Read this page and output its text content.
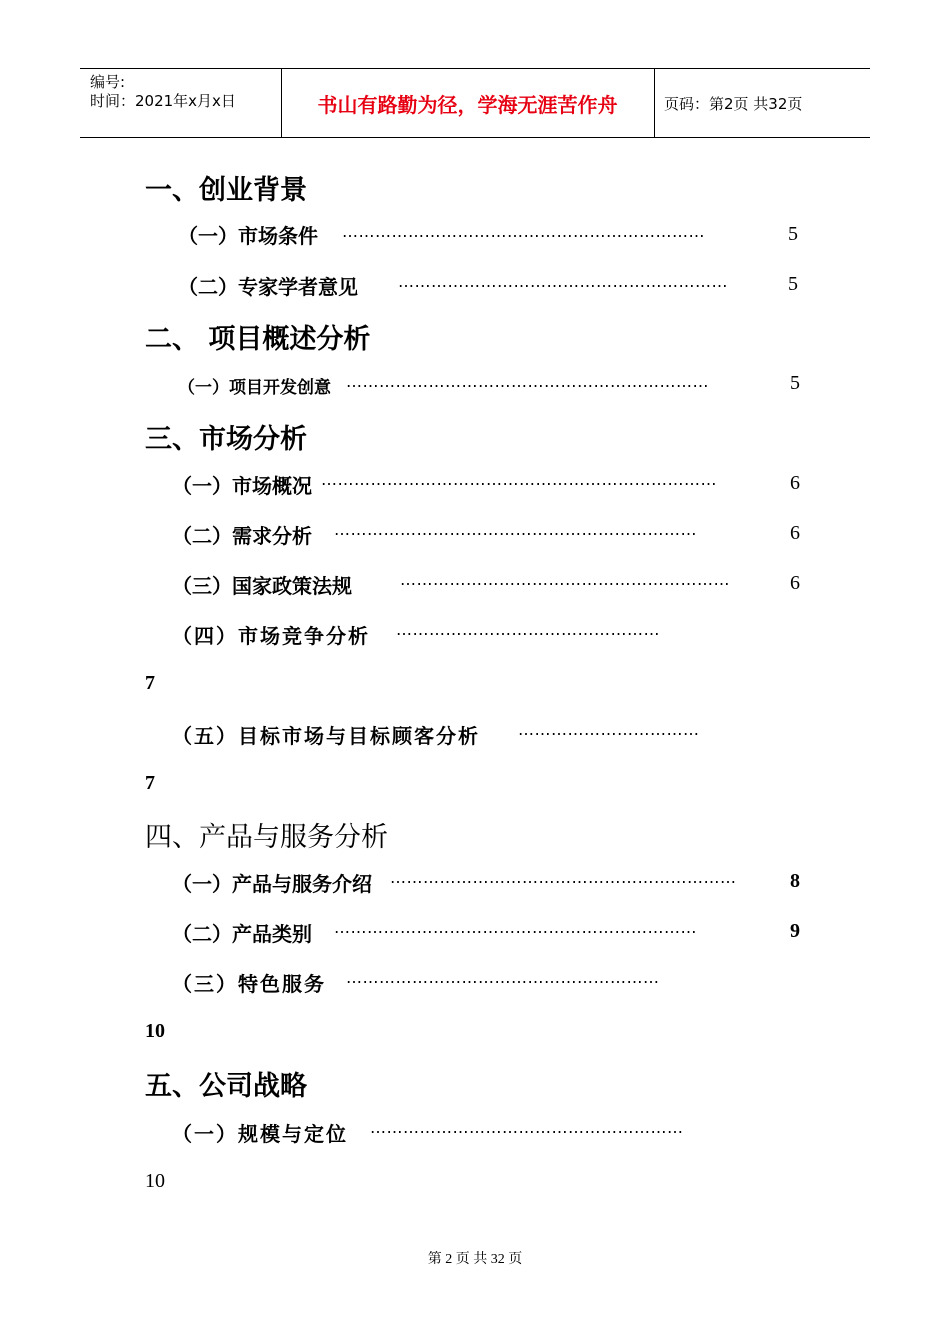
编号:
时间：2021年x月x日	书山有路勤为径，学海无涯苦作舟	页码：第2页 共32页
一、创业背景
（一）市场条件 …………………………………………………………	5
（二）专家学者意见	……………………………………………………	5
二、 项目概述分析
（一）项目开发创意 …………………………………………………………	5
三、市场分析
（一）市场概况 ………………………………………………………………	6
（二）需求分析 …………………………………………………………	6
（三）国家政策法规	……………………………………………………	6
（四）市场竞争分析 …………………………………………
7
（五）目标市场与目标顾客分析 ……………………………
7
四、产品与服务分析
（一）产品与服务介绍 ………………………………………………………	8
（二）产品类别 …………………………………………………………	9
（三）特色服务 …………………………………………………
10
五、公司战略
（一）规模与定位 …………………………………………………
10
第 2 页 共 32 页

**Aim**.
Every record above should come back exactly, but without its pictures.

**Response**.
Read this page and output its text content.
编号:
时间：2021年x月x日	书山有路勤为径，学海无涯苦作舟	页码：第2页 共32页
一、创业背景
（一）市场条件 …………………………………………………………	5
（二）专家学者意见	……………………………………………………	5
二、 项目概述分析
（一）项目开发创意 …………………………………………………………	5
三、市场分析
（一）市场概况 ………………………………………………………………	6
（二）需求分析 …………………………………………………………	6
（三）国家政策法规	……………………………………………………	6
（四）市场竞争分析 …………………………………………
7
（五）目标市场与目标顾客分析 ……………………………
7
四、产品与服务分析
（一）产品与服务介绍 ………………………………………………………	8
（二）产品类别 …………………………………………………………	9
（三）特色服务 …………………………………………………
10
五、公司战略
（一）规模与定位 …………………………………………………
10
第 2 页 共 32 页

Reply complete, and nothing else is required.